Please format every line of the records below as a numbered list, leaving out blank lines and any pictures.

==== Records for the exercise ====

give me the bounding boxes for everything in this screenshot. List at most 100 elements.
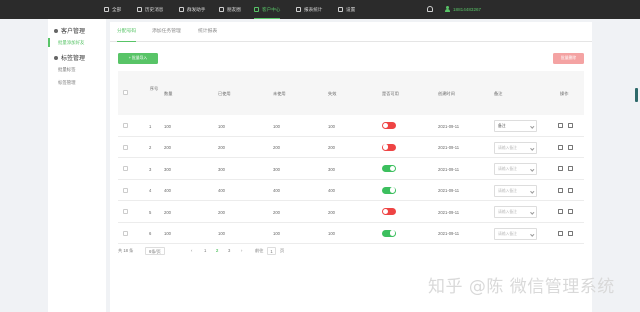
chevron-down-icon bbox=[529, 210, 534, 215]
note-select[interactable]: 请输入备注 bbox=[494, 227, 537, 240]
sidebar-item-batch-tags[interactable]: 批量标签 bbox=[58, 67, 76, 73]
note-select[interactable]: 请输入备注 bbox=[494, 206, 537, 218]
cell-used: 200 bbox=[218, 209, 225, 215]
toggle-knob bbox=[382, 122, 389, 129]
cell-total: 100 bbox=[164, 123, 171, 129]
note-select[interactable]: 请输入备注 bbox=[494, 163, 537, 175]
note-select[interactable]: 请输入备注 bbox=[494, 184, 537, 197]
sidebar-item-tag-manage[interactable]: 标签管理 bbox=[58, 80, 76, 86]
cell-total: 100 bbox=[164, 231, 171, 236]
row-checkbox[interactable] bbox=[123, 230, 128, 236]
account-icon[interactable] bbox=[444, 6, 450, 12]
edit-icon[interactable] bbox=[558, 209, 563, 214]
row-checkbox[interactable] bbox=[123, 166, 128, 171]
nav-item-history[interactable]: 历史消息 bbox=[137, 0, 163, 19]
row-checkbox[interactable] bbox=[123, 187, 128, 193]
row-checkbox[interactable] bbox=[123, 144, 128, 150]
enabled-toggle[interactable] bbox=[382, 143, 396, 151]
cell-invalid: 300 bbox=[328, 166, 335, 172]
nav-item-mass-send[interactable]: 群发助手 bbox=[179, 0, 205, 19]
active-indicator bbox=[48, 38, 50, 47]
send-icon bbox=[179, 7, 184, 12]
page-size-select[interactable]: 6条/页 bbox=[145, 247, 165, 255]
tab-bar: 分配号码 添加任务管理 统计报表 bbox=[110, 22, 592, 42]
enabled-toggle[interactable] bbox=[382, 229, 396, 237]
next-page-button[interactable]: › bbox=[241, 246, 242, 256]
toggle-knob bbox=[389, 165, 396, 172]
batch-import-button[interactable]: + 批量导入 bbox=[118, 53, 158, 64]
table-row: 1 100 100 100 100 2021-09-11 备注 bbox=[118, 115, 584, 137]
enabled-toggle[interactable] bbox=[382, 208, 396, 215]
goto-page-input[interactable]: 1 bbox=[267, 247, 276, 255]
toggle-knob bbox=[382, 208, 389, 215]
enabled-toggle[interactable] bbox=[382, 122, 396, 129]
top-navbar: 全部 历史消息 群发助手 朋友圈 客户中心 报表统计 设置 1881448326… bbox=[0, 0, 640, 19]
page-1-button[interactable]: 1 bbox=[204, 246, 206, 256]
home-icon bbox=[104, 7, 109, 12]
cell-index: 4 bbox=[149, 188, 152, 193]
sidebar-group-customer[interactable]: 客户管理 bbox=[54, 26, 85, 35]
delete-icon[interactable] bbox=[568, 187, 573, 193]
nav-item-home[interactable]: 全部 bbox=[104, 0, 121, 19]
table-row: 6 100 100 100 100 2021-09-11 请输入备注 bbox=[118, 223, 584, 244]
edit-icon[interactable] bbox=[558, 187, 563, 193]
toggle-knob bbox=[389, 230, 396, 236]
user-phone[interactable]: 18814483267 bbox=[453, 0, 481, 19]
note-text: 备注 bbox=[498, 124, 506, 128]
goto-label: 前往 bbox=[255, 248, 264, 253]
sidebar-group-tags[interactable]: 标签管理 bbox=[54, 53, 85, 62]
cell-unused: 300 bbox=[273, 166, 280, 172]
page-3-button[interactable]: 3 bbox=[228, 246, 230, 256]
tag-icon bbox=[54, 55, 58, 60]
tab-statistics[interactable]: 统计报表 bbox=[198, 22, 217, 42]
delete-icon[interactable] bbox=[568, 166, 573, 171]
scrollbar-handle[interactable] bbox=[635, 88, 638, 102]
select-all-checkbox[interactable] bbox=[123, 90, 128, 95]
edit-icon[interactable] bbox=[558, 230, 563, 236]
delete-icon[interactable] bbox=[568, 144, 573, 150]
col-header-actions: 操作 bbox=[560, 91, 569, 96]
chevron-down-icon bbox=[529, 145, 534, 150]
chevron-down-icon bbox=[529, 231, 534, 236]
message-icon bbox=[137, 7, 142, 12]
sidebar-item-batch-add-friends[interactable]: 批量添加好友 bbox=[58, 40, 84, 46]
cell-invalid: 400 bbox=[328, 188, 335, 193]
row-checkbox[interactable] bbox=[123, 209, 128, 214]
cell-used: 300 bbox=[218, 166, 225, 172]
nav-item-customer-center[interactable]: 客户中心 bbox=[254, 0, 281, 19]
nav-item-moments[interactable]: 朋友圈 bbox=[219, 0, 241, 19]
edit-icon[interactable] bbox=[558, 166, 563, 171]
table-row: 5 200 200 200 200 2021-09-11 请输入备注 bbox=[118, 201, 584, 223]
delete-icon[interactable] bbox=[568, 230, 573, 236]
goto-suffix: 页 bbox=[280, 248, 285, 253]
enabled-toggle[interactable] bbox=[382, 186, 396, 194]
note-select[interactable]: 请输入备注 bbox=[494, 141, 537, 154]
cell-unused: 100 bbox=[273, 123, 280, 129]
enabled-toggle[interactable] bbox=[382, 165, 396, 172]
cell-total: 200 bbox=[164, 209, 171, 215]
note-select[interactable]: 备注 bbox=[494, 120, 537, 132]
cell-unused: 400 bbox=[273, 188, 280, 193]
cell-invalid: 200 bbox=[328, 209, 335, 215]
bell-icon[interactable] bbox=[427, 6, 433, 12]
zhihu-watermark: 知乎 @陈 微信管理系统 bbox=[428, 277, 615, 297]
col-header-note: 备注 bbox=[494, 91, 503, 96]
cell-unused: 200 bbox=[273, 209, 280, 215]
row-checkbox[interactable] bbox=[123, 123, 128, 128]
nav-item-reports[interactable]: 报表统计 bbox=[296, 0, 322, 19]
edit-icon[interactable] bbox=[558, 144, 563, 150]
col-header-invalid: 失效 bbox=[328, 91, 337, 96]
tab-assign-numbers[interactable]: 分配号码 bbox=[117, 22, 137, 42]
page-2-button[interactable]: 2 bbox=[216, 246, 218, 256]
nav-item-settings[interactable]: 设置 bbox=[338, 0, 355, 19]
delete-icon[interactable] bbox=[568, 123, 573, 128]
note-text: 请输入备注 bbox=[498, 231, 517, 236]
prev-page-button[interactable]: ‹ bbox=[191, 246, 192, 256]
delete-icon[interactable] bbox=[568, 209, 573, 214]
col-header-unused: 未使用 bbox=[273, 91, 286, 96]
edit-icon[interactable] bbox=[558, 123, 563, 128]
cell-index: 1 bbox=[149, 123, 152, 129]
tab-task-manage[interactable]: 添加任务管理 bbox=[152, 22, 181, 42]
batch-delete-button[interactable]: 批量删除 bbox=[553, 53, 584, 64]
cell-total: 400 bbox=[164, 188, 171, 193]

====

(Exercise answer):
1. give me the bounding boxes for everything in this screenshot. List at most 100 elements.
2. chevron-down-icon bbox=[529, 210, 534, 215]
3. note-select[interactable]: 请输入备注 bbox=[494, 227, 537, 240]
4. sidebar-item-batch-tags[interactable]: 批量标签 bbox=[58, 67, 76, 73]
5. note-select[interactable]: 请输入备注 bbox=[494, 206, 537, 218]
6. cell-used: 200 bbox=[218, 209, 225, 215]
7. toggle-knob bbox=[382, 122, 389, 129]
8. cell-total: 100 bbox=[164, 123, 171, 129]
9. note-select[interactable]: 请输入备注 bbox=[494, 163, 537, 175]
10. note-select[interactable]: 请输入备注 bbox=[494, 184, 537, 197]
11. sidebar-item-tag-manage[interactable]: 标签管理 bbox=[58, 80, 76, 86]
12. cell-total: 100 bbox=[164, 231, 171, 236]
13. row-checkbox[interactable] bbox=[123, 230, 128, 236]
14. account-icon[interactable] bbox=[444, 6, 450, 12]
15. edit-icon[interactable] bbox=[558, 209, 563, 214]
16. row-checkbox[interactable] bbox=[123, 166, 128, 171]
17. nav-item-history[interactable]: 历史消息 bbox=[137, 0, 163, 19]
18. row-checkbox[interactable] bbox=[123, 187, 128, 193]
19. row-checkbox[interactable] bbox=[123, 144, 128, 150]
20. enabled-toggle[interactable] bbox=[382, 143, 396, 151]
21. cell-invalid: 300 bbox=[328, 166, 335, 172]
22. nav-item-mass-send[interactable]: 群发助手 bbox=[179, 0, 205, 19]
23. active-indicator bbox=[48, 38, 50, 47]
24. send-icon bbox=[179, 7, 184, 12]
25. page-size-select[interactable]: 6条/页 bbox=[145, 247, 165, 255]
26. tab-bar: 分配号码 添加任务管理 统计报表 bbox=[110, 22, 592, 42]
27. enabled-toggle[interactable] bbox=[382, 229, 396, 237]
28. next-page-button[interactable]: › bbox=[241, 246, 242, 256]
29. toggle-knob bbox=[389, 165, 396, 172]
30. batch-import-button[interactable]: + 批量导入 bbox=[118, 53, 158, 64]
31. table-row: 1 100 100 100 100 2021-09-11 备注 bbox=[118, 115, 584, 137]
32. enabled-toggle[interactable] bbox=[382, 208, 396, 215]
33. goto-page-input[interactable]: 1 bbox=[267, 247, 276, 255]
34. toggle-knob bbox=[382, 208, 389, 215]
35. enabled-toggle[interactable] bbox=[382, 122, 396, 129]
36. top-navbar: 全部 历史消息 群发助手 朋友圈 客户中心 报表统计 设置 1881448326… bbox=[0, 0, 640, 19]
37. page-1-button[interactable]: 1 bbox=[204, 246, 206, 256]
38. home-icon bbox=[104, 7, 109, 12]
39. cell-index: 4 bbox=[149, 188, 152, 193]
40. sidebar-group-customer[interactable]: 客户管理 bbox=[54, 26, 85, 35]
41. delete-icon[interactable] bbox=[568, 187, 573, 193]
42. nav-item-home[interactable]: 全部 bbox=[104, 0, 121, 19]
43. table-row: 6 100 100 100 100 2021-09-11 请输入备注 bbox=[118, 223, 584, 244]
44. edit-icon[interactable] bbox=[558, 187, 563, 193]
45. toggle-knob bbox=[389, 230, 396, 236]
46. user-phone[interactable]: 18814483267 bbox=[453, 0, 481, 19]
47. note-text: 备注 bbox=[498, 124, 506, 128]
48. goto-label: 前往 bbox=[255, 248, 264, 253]
49. sidebar-group-tags[interactable]: 标签管理 bbox=[54, 53, 85, 62]
50. cell-unused: 300 bbox=[273, 166, 280, 172]
51. page-3-button[interactable]: 3 bbox=[228, 246, 230, 256]
52. tag-icon bbox=[54, 55, 58, 60]
53. tab-statistics[interactable]: 统计报表 bbox=[198, 22, 217, 42]
54. delete-icon[interactable] bbox=[568, 166, 573, 171]
55. scrollbar-handle[interactable] bbox=[635, 88, 638, 102]
56. select-all-checkbox[interactable] bbox=[123, 90, 128, 95]
57. edit-icon[interactable] bbox=[558, 230, 563, 236]
58. delete-icon[interactable] bbox=[568, 144, 573, 150]
59. col-header-actions: 操作 bbox=[560, 91, 569, 96]
60. chevron-down-icon bbox=[529, 145, 534, 150]
61. chevron-down-icon bbox=[529, 231, 534, 236]
62. message-icon bbox=[137, 7, 142, 12]
63. sidebar-item-batch-add-friends[interactable]: 批量添加好友 bbox=[58, 40, 84, 46]
64. cell-invalid: 400 bbox=[328, 188, 335, 193]
65. row-checkbox[interactable] bbox=[123, 209, 128, 214]
66. cell-used: 300 bbox=[218, 166, 225, 172]
67. nav-item-customer-center[interactable]: 客户中心 bbox=[254, 0, 281, 19]
68. nav-item-moments[interactable]: 朋友圈 bbox=[219, 0, 241, 19]
69. edit-icon[interactable] bbox=[558, 166, 563, 171]
70. table-row: 5 200 200 200 200 2021-09-11 请输入备注 bbox=[118, 201, 584, 223]
71. delete-icon[interactable] bbox=[568, 230, 573, 236]
72. goto-suffix: 页 bbox=[280, 248, 285, 253]
73. enabled-toggle[interactable] bbox=[382, 186, 396, 194]
74. note-select[interactable]: 请输入备注 bbox=[494, 141, 537, 154]
75. cell-unused: 100 bbox=[273, 123, 280, 129]
76. enabled-toggle[interactable] bbox=[382, 165, 396, 172]
77. cell-total: 200 bbox=[164, 209, 171, 215]
78. note-select[interactable]: 备注 bbox=[494, 120, 537, 132]
79. cell-unused: 400 bbox=[273, 188, 280, 193]
80. cell-invalid: 200 bbox=[328, 209, 335, 215]
81. bell-icon[interactable] bbox=[427, 6, 433, 12]
82. zhihu-watermark: 知乎 @陈 微信管理系统 bbox=[428, 277, 615, 297]
83. col-header-note: 备注 bbox=[494, 91, 503, 96]
84. cell-unused: 200 bbox=[273, 209, 280, 215]
85. row-checkbox[interactable] bbox=[123, 123, 128, 128]
86. nav-item-reports[interactable]: 报表统计 bbox=[296, 0, 322, 19]
87. edit-icon[interactable] bbox=[558, 144, 563, 150]
88. col-header-invalid: 失效 bbox=[328, 91, 337, 96]
89. tab-assign-numbers[interactable]: 分配号码 bbox=[117, 22, 137, 42]
90. page-2-button[interactable]: 2 bbox=[216, 246, 218, 256]
91. nav-item-settings[interactable]: 设置 bbox=[338, 0, 355, 19]
92. delete-icon[interactable] bbox=[568, 123, 573, 128]
93. note-text: 请输入备注 bbox=[498, 231, 517, 236]
94. prev-page-button[interactable]: ‹ bbox=[191, 246, 192, 256]
95. delete-icon[interactable] bbox=[568, 209, 573, 214]
96. col-header-unused: 未使用 bbox=[273, 91, 286, 96]
97. edit-icon[interactable] bbox=[558, 123, 563, 128]
98. cell-index: 1 bbox=[149, 123, 152, 129]
99. tab-task-manage[interactable]: 添加任务管理 bbox=[152, 22, 181, 42]
100. batch-delete-button[interactable]: 批量删除 bbox=[553, 53, 584, 64]
101. cell-total: 400 bbox=[164, 188, 171, 193]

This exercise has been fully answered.